### Problem details:
In the entries below, how many lines hold the string "Gdansk"? Give only the number.

* start Exercise input *

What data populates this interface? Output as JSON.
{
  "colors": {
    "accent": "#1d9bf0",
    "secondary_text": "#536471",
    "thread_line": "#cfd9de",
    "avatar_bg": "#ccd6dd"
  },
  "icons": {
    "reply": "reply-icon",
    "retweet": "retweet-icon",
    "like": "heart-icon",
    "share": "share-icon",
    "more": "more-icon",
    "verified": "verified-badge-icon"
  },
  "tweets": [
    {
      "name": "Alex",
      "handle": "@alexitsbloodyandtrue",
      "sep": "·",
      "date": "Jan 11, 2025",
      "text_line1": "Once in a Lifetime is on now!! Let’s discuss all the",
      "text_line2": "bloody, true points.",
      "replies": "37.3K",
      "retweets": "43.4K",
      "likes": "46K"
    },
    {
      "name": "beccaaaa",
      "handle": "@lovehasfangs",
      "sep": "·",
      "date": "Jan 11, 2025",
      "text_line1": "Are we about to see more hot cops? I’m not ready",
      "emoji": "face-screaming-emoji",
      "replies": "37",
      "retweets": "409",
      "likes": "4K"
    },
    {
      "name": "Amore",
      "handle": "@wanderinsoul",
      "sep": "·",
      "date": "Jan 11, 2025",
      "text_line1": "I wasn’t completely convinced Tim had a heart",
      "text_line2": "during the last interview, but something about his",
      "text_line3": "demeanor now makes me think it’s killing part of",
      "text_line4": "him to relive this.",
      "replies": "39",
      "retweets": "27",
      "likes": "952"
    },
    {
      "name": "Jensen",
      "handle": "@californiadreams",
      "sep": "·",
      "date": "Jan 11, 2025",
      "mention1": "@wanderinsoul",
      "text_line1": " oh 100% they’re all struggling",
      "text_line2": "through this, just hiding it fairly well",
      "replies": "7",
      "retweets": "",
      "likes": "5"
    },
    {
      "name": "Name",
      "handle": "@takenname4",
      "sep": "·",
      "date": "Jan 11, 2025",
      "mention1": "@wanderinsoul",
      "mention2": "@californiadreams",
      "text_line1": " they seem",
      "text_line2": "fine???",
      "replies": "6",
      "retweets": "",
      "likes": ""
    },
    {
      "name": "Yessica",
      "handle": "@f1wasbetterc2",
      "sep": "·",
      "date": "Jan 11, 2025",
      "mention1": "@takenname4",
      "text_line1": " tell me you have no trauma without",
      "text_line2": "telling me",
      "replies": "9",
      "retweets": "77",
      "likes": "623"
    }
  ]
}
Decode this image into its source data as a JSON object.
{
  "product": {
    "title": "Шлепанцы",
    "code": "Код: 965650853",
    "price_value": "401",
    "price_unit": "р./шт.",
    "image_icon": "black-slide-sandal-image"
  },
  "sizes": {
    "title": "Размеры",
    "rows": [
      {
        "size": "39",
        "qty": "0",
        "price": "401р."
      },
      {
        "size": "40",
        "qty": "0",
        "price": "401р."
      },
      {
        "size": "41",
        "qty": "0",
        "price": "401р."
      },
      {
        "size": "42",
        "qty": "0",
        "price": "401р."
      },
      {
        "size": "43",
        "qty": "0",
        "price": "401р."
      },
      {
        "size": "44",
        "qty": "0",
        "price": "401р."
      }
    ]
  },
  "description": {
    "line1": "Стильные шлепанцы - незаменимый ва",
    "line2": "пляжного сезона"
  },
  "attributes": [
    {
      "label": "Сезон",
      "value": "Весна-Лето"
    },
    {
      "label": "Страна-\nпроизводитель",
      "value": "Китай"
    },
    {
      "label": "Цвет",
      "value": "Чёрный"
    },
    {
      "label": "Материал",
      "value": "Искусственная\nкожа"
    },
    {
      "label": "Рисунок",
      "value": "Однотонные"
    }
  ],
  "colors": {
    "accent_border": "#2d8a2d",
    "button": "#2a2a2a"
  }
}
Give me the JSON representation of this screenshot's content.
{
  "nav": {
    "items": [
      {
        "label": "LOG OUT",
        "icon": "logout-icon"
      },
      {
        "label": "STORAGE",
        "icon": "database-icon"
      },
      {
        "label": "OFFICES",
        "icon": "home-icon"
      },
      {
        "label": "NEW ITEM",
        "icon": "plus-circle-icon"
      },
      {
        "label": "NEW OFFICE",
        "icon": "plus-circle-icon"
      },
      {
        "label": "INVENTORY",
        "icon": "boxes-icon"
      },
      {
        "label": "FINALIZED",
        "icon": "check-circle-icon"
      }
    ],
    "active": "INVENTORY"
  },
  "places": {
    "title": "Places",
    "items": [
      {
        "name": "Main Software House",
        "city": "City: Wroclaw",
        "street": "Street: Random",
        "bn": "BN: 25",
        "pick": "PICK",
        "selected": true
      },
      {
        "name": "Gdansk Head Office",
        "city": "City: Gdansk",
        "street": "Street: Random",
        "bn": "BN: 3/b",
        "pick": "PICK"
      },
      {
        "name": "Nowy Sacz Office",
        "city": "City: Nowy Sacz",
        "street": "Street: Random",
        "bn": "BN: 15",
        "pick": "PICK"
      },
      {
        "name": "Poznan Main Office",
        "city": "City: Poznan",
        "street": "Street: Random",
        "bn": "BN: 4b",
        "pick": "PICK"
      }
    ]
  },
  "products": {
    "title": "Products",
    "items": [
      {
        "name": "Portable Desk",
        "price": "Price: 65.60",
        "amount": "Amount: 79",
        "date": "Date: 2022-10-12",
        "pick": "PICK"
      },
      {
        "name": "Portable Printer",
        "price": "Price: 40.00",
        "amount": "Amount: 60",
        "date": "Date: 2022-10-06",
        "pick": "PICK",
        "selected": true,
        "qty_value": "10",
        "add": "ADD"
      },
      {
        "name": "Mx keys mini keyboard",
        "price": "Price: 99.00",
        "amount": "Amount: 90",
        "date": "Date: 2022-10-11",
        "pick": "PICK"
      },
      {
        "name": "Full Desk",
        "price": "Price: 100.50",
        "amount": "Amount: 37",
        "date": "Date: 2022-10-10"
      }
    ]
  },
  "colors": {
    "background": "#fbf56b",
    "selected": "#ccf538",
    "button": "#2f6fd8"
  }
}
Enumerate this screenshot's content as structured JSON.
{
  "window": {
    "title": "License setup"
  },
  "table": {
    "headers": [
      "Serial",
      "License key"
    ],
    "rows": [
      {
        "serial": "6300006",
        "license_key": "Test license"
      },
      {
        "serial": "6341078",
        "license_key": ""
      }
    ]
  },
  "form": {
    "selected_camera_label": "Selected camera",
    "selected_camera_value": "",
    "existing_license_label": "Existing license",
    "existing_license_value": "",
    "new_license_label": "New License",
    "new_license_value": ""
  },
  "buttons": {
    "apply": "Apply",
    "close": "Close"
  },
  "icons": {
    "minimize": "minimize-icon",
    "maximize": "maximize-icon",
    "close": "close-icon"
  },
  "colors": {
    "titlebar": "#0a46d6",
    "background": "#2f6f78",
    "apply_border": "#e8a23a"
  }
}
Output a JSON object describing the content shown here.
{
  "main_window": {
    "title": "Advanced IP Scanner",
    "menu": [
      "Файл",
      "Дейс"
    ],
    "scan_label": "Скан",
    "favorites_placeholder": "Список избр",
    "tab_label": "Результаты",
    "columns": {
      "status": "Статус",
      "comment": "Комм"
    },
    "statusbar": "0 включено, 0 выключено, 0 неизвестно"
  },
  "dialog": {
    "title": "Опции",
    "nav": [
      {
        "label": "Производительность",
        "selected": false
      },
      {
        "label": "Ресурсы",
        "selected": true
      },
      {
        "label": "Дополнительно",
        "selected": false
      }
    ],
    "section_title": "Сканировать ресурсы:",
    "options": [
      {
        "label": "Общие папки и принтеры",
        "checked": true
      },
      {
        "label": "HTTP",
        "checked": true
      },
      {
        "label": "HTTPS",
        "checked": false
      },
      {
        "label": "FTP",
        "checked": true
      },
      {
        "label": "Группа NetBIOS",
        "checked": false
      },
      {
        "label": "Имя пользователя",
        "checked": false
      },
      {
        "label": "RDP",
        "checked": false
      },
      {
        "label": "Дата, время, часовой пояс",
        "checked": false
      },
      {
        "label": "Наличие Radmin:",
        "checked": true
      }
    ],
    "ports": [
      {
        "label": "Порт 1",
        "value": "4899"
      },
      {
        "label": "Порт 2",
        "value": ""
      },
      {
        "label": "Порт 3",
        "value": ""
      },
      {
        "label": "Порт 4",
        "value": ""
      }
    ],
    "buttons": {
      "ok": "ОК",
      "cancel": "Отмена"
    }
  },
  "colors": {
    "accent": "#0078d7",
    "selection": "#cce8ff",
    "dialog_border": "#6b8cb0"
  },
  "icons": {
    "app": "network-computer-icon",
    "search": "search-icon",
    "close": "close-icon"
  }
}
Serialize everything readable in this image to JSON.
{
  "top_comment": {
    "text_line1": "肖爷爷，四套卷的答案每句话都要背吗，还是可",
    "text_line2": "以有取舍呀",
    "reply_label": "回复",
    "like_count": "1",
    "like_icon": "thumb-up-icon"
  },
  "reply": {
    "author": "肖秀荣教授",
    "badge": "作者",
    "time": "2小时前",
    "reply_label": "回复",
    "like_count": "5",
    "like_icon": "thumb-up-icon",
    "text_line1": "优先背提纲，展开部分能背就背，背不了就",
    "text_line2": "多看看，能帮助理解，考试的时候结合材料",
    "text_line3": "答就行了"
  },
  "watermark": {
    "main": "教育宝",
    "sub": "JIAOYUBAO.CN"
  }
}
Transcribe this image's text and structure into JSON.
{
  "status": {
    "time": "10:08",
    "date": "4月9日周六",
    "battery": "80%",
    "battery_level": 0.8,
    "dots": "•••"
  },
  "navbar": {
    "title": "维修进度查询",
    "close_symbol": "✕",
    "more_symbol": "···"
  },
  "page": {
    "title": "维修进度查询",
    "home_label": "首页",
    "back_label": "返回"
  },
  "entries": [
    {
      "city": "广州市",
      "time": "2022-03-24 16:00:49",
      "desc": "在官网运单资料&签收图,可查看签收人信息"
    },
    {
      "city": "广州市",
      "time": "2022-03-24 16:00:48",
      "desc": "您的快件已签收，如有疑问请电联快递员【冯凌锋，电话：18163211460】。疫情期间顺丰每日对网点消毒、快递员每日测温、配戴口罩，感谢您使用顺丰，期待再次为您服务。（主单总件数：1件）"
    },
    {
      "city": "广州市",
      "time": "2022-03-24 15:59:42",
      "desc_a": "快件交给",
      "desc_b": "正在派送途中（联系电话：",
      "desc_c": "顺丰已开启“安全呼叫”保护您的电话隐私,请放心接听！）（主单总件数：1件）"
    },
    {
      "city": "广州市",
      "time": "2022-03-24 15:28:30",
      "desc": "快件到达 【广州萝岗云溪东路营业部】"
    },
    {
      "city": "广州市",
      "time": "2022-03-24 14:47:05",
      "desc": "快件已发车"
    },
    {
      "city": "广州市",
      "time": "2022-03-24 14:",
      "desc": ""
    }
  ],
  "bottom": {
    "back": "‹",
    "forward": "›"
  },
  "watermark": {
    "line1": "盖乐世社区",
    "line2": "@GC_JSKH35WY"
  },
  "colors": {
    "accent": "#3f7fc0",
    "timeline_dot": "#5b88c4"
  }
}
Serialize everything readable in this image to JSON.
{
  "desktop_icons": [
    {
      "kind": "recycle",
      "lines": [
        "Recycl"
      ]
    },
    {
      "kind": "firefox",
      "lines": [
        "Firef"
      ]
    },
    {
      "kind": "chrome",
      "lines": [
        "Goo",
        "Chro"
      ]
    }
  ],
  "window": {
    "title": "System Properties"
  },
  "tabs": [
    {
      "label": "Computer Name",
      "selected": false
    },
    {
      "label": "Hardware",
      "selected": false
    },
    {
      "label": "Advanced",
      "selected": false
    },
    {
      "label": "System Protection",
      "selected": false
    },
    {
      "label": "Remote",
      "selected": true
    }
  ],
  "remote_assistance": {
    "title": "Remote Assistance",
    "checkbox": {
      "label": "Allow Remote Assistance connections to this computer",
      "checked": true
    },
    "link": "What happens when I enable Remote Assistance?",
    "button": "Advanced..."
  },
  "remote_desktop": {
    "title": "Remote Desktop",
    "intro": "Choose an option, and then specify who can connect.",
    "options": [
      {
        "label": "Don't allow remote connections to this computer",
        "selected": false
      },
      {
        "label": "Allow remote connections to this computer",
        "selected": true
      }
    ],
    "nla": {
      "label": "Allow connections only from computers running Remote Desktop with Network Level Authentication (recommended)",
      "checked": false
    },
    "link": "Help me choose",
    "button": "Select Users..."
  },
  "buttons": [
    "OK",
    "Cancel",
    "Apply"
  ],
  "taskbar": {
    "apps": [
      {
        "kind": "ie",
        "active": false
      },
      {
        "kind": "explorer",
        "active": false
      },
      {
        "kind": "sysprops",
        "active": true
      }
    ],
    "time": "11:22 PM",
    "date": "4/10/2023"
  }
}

* end Exercise input *

### Expected answer:
2